Records for this task

━━━━━━━━━━━━━━━━━━━━

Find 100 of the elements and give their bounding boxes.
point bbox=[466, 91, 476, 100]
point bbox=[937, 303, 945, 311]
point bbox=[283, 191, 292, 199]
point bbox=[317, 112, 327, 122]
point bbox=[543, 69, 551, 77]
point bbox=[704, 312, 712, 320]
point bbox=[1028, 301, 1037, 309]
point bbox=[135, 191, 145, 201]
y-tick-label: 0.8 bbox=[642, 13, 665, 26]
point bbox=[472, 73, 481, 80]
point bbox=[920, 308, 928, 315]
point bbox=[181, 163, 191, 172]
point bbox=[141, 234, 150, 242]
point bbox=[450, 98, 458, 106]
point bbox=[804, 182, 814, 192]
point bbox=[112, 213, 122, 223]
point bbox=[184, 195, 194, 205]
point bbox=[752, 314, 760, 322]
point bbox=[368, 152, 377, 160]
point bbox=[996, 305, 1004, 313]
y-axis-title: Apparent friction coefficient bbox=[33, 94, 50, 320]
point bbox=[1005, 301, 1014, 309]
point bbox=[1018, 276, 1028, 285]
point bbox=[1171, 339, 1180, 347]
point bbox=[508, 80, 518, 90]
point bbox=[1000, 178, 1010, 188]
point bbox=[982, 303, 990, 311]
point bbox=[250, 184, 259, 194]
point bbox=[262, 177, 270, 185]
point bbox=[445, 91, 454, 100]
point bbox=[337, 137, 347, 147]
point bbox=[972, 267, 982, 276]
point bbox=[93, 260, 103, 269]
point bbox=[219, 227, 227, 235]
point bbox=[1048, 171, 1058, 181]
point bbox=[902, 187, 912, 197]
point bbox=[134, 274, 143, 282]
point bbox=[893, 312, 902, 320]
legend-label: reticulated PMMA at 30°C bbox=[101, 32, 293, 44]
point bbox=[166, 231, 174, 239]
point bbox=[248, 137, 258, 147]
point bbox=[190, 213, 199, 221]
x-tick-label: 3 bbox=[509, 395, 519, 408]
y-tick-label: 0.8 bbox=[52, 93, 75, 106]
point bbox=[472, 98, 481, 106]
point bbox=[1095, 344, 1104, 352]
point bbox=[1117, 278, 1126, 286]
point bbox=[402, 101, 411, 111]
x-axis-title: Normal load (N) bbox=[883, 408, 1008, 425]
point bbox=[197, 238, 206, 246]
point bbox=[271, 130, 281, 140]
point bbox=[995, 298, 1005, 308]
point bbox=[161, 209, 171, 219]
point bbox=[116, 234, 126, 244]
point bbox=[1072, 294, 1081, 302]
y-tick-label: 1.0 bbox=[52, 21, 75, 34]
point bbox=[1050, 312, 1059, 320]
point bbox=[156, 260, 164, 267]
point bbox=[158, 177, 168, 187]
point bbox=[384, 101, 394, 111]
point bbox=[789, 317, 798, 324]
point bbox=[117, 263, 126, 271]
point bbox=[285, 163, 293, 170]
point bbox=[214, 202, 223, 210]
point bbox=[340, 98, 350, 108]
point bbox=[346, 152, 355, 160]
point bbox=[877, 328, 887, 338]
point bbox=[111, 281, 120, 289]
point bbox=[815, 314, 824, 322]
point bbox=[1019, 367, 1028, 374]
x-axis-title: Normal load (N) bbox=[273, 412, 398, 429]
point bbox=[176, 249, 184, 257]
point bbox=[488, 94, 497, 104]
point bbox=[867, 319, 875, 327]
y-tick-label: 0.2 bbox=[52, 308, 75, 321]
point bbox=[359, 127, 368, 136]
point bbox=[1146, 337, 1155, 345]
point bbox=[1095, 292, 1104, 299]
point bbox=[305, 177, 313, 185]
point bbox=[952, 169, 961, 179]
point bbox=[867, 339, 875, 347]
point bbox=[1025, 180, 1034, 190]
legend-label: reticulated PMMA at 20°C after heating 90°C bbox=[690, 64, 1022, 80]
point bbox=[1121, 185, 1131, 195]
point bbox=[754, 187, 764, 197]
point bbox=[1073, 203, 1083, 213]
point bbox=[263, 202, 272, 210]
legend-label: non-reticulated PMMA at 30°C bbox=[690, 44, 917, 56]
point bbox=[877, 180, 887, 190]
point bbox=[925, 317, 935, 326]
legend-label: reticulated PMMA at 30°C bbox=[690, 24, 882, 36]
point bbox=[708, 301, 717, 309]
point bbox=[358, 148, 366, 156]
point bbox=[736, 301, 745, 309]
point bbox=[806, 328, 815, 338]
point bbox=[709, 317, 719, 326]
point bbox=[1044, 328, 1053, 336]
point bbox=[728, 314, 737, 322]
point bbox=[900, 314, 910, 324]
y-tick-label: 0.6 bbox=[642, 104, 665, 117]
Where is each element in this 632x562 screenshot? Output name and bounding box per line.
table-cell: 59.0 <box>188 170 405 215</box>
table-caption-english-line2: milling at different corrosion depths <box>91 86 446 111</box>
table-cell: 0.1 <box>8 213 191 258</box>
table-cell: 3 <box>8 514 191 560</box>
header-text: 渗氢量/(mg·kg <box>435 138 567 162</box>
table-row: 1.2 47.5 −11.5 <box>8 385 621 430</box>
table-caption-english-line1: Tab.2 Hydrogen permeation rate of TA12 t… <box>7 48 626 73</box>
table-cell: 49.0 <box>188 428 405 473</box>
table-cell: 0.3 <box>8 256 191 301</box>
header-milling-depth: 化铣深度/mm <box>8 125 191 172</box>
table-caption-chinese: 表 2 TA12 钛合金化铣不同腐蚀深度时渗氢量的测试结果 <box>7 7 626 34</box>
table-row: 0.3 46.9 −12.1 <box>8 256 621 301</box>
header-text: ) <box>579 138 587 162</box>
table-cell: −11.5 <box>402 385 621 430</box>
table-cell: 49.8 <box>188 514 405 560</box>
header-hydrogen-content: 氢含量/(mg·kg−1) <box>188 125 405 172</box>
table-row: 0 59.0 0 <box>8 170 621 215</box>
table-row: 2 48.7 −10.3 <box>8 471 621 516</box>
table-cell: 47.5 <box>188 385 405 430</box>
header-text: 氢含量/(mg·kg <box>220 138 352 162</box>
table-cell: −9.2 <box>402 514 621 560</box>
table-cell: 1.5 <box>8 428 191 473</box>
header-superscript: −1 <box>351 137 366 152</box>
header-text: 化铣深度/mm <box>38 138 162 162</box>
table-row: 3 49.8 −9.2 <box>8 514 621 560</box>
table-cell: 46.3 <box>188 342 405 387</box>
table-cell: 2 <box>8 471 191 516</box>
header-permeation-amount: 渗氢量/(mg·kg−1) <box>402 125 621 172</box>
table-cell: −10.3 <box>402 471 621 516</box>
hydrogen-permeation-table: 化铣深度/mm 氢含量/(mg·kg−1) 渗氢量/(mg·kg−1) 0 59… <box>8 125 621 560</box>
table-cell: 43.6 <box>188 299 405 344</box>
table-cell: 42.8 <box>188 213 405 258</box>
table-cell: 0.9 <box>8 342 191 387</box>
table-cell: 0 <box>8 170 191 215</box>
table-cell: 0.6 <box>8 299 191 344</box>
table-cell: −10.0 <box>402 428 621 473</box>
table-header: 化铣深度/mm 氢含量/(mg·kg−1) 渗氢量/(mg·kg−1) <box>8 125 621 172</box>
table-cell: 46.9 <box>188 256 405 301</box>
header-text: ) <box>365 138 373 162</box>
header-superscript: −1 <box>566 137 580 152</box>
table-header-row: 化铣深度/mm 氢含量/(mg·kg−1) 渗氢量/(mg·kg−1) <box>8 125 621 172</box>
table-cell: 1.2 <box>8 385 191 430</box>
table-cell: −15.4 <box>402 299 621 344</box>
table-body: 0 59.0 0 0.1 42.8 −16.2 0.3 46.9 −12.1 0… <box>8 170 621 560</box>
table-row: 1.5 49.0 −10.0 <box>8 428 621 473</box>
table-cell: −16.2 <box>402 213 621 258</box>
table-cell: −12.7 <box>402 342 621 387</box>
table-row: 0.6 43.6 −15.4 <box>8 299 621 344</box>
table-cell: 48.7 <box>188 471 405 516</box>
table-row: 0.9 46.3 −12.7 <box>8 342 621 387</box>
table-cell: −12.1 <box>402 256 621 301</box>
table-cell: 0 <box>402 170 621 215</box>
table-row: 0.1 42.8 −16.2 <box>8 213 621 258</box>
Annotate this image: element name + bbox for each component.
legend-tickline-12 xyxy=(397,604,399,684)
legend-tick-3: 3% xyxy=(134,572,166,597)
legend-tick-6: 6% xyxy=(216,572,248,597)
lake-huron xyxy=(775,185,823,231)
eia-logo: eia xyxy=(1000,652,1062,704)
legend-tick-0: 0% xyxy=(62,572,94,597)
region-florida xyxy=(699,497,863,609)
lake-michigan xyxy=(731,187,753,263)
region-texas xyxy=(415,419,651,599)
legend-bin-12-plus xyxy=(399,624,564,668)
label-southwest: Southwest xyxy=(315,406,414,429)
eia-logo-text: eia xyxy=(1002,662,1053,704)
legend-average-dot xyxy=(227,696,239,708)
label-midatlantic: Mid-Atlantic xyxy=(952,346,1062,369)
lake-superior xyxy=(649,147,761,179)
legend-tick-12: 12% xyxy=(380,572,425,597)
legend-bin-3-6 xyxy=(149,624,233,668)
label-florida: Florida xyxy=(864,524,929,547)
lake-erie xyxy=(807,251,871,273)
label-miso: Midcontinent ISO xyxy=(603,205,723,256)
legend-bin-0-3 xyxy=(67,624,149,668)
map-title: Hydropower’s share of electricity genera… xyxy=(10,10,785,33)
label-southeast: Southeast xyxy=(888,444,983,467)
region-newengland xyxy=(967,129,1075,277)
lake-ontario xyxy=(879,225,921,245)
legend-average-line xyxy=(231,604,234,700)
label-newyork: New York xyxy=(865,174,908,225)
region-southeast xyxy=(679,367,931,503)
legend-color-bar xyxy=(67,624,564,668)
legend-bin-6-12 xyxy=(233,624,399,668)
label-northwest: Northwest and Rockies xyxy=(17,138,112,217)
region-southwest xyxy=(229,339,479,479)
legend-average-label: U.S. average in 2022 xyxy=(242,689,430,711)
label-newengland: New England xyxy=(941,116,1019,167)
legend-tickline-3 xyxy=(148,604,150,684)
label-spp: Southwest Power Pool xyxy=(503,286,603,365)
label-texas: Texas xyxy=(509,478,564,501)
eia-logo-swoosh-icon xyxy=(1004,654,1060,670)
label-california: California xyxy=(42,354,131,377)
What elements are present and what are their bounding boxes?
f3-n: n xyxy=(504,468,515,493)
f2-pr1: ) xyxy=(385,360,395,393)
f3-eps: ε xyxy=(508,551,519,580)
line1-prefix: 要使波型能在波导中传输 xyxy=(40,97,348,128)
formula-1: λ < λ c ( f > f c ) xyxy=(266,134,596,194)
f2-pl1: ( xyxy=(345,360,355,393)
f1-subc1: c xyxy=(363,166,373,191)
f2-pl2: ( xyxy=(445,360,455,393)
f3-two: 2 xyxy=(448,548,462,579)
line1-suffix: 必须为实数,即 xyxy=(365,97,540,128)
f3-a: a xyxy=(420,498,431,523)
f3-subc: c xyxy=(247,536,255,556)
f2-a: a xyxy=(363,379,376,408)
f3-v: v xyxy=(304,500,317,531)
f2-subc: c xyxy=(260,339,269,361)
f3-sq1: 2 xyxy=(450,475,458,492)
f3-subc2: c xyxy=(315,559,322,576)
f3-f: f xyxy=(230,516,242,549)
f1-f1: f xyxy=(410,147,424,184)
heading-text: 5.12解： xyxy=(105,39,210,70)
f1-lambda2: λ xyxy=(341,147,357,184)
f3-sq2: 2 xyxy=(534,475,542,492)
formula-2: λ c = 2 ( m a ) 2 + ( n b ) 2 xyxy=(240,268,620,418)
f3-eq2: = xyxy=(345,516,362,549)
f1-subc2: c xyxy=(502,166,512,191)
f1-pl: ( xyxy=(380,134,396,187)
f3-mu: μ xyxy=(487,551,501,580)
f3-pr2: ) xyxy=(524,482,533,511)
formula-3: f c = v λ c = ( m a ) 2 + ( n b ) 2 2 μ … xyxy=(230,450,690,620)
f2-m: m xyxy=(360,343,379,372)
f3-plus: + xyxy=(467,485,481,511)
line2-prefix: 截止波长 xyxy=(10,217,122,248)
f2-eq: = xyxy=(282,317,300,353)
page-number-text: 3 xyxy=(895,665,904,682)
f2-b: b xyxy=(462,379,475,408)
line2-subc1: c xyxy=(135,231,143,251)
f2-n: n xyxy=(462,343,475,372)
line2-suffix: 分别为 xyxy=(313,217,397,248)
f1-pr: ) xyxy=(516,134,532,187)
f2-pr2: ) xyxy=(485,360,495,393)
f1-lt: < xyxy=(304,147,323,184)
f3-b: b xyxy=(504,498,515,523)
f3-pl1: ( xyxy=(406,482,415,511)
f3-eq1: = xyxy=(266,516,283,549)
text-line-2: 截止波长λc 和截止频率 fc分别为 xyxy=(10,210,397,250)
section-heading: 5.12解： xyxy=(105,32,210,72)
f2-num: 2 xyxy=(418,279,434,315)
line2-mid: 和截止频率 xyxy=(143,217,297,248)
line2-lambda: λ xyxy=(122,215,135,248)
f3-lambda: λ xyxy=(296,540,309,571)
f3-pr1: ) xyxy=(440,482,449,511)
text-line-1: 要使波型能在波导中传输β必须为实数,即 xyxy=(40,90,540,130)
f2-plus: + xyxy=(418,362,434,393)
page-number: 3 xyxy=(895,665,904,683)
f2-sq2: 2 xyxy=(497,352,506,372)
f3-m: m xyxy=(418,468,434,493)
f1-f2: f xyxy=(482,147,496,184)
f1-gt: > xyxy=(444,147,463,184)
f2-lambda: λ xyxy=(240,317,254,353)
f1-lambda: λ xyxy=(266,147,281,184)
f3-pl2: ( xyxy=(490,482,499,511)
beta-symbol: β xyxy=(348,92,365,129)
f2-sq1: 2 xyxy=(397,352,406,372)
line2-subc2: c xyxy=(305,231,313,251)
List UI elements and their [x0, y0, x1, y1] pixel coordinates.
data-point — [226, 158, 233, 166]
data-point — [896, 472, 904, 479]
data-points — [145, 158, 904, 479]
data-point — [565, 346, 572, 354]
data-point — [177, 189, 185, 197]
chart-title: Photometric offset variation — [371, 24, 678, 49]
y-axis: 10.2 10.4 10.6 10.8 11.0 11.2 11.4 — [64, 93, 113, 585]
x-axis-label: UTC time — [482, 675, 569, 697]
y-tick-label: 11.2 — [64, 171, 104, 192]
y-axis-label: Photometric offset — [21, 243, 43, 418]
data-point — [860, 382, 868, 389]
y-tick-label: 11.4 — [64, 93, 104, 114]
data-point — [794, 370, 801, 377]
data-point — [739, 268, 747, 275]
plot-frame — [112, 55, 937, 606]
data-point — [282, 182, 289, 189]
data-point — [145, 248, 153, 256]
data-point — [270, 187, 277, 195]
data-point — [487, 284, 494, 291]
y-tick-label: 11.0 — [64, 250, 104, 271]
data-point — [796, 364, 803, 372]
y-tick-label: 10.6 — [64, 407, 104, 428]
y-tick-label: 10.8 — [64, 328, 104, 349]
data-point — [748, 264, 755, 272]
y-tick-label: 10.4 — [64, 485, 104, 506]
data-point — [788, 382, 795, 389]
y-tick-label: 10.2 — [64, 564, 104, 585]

━━━━━━━━━━━━━━━━━━━━

Stated problem
Transcribe the records line for line, from their first line through the line holding "point bbox=[214, 202, 223, 210]", inclusive.

Complete output
Find 100 of the elements and give their bounding boxes.
point bbox=[466, 91, 476, 100]
point bbox=[937, 303, 945, 311]
point bbox=[283, 191, 292, 199]
point bbox=[317, 112, 327, 122]
point bbox=[543, 69, 551, 77]
point bbox=[704, 312, 712, 320]
point bbox=[1028, 301, 1037, 309]
point bbox=[135, 191, 145, 201]
y-tick-label: 0.8 bbox=[642, 13, 665, 26]
point bbox=[472, 73, 481, 80]
point bbox=[920, 308, 928, 315]
point bbox=[181, 163, 191, 172]
point bbox=[141, 234, 150, 242]
point bbox=[450, 98, 458, 106]
point bbox=[804, 182, 814, 192]
point bbox=[112, 213, 122, 223]
point bbox=[184, 195, 194, 205]
point bbox=[752, 314, 760, 322]
point bbox=[368, 152, 377, 160]
point bbox=[996, 305, 1004, 313]
y-axis-title: Apparent friction coefficient bbox=[33, 94, 50, 320]
point bbox=[1005, 301, 1014, 309]
point bbox=[1018, 276, 1028, 285]
point bbox=[1171, 339, 1180, 347]
point bbox=[508, 80, 518, 90]
point bbox=[1000, 178, 1010, 188]
point bbox=[982, 303, 990, 311]
point bbox=[250, 184, 259, 194]
point bbox=[262, 177, 270, 185]
point bbox=[445, 91, 454, 100]
point bbox=[337, 137, 347, 147]
point bbox=[972, 267, 982, 276]
point bbox=[93, 260, 103, 269]
point bbox=[219, 227, 227, 235]
point bbox=[1048, 171, 1058, 181]
point bbox=[902, 187, 912, 197]
point bbox=[134, 274, 143, 282]
point bbox=[893, 312, 902, 320]
legend-label: reticulated PMMA at 30°C bbox=[101, 32, 293, 44]
point bbox=[166, 231, 174, 239]
point bbox=[248, 137, 258, 147]
point bbox=[190, 213, 199, 221]
x-tick-label: 3 bbox=[509, 395, 519, 408]
y-tick-label: 0.8 bbox=[52, 93, 75, 106]
point bbox=[472, 98, 481, 106]
point bbox=[1095, 344, 1104, 352]
point bbox=[1117, 278, 1126, 286]
point bbox=[402, 101, 411, 111]
x-axis-title: Normal load (N) bbox=[883, 408, 1008, 425]
point bbox=[197, 238, 206, 246]
point bbox=[271, 130, 281, 140]
point bbox=[995, 298, 1005, 308]
point bbox=[161, 209, 171, 219]
point bbox=[116, 234, 126, 244]
point bbox=[1072, 294, 1081, 302]
y-tick-label: 1.0 bbox=[52, 21, 75, 34]
point bbox=[1050, 312, 1059, 320]
point bbox=[156, 260, 164, 267]
point bbox=[158, 177, 168, 187]
point bbox=[384, 101, 394, 111]
point bbox=[789, 317, 798, 324]
point bbox=[117, 263, 126, 271]
point bbox=[285, 163, 293, 170]
point bbox=[214, 202, 223, 210]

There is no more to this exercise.